===== Listed entries =====

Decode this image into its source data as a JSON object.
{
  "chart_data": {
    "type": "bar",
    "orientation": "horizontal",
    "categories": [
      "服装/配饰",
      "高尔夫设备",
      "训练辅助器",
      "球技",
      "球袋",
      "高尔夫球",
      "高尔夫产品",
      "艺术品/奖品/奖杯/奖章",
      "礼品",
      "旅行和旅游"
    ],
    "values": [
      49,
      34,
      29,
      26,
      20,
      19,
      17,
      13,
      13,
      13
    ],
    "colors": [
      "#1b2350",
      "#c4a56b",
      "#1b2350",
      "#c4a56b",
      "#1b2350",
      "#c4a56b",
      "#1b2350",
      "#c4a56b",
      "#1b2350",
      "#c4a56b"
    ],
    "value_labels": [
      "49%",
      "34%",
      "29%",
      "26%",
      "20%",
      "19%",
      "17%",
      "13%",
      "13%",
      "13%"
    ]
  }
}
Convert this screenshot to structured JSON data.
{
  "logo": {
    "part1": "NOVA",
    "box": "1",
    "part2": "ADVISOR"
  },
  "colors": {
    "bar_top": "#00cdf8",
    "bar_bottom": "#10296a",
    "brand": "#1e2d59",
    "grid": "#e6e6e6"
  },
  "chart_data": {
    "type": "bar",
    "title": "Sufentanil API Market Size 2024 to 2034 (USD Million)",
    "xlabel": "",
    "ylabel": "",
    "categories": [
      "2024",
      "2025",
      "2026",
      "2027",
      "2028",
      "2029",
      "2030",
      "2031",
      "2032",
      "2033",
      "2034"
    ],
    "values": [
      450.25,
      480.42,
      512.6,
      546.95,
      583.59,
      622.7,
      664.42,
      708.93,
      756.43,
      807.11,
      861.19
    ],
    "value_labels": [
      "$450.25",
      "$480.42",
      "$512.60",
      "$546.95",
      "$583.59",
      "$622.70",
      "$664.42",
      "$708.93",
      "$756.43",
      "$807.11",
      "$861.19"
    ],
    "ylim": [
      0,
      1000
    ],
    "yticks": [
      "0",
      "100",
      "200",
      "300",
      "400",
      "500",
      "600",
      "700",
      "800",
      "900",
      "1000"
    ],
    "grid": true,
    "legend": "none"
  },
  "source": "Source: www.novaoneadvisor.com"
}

=====

● **Exercise directions**
Identify and copy the lines holding the word "JSON".

● **Solution to this task**
Decode this image into its source data as a JSON object.
Convert this screenshot to structured JSON data.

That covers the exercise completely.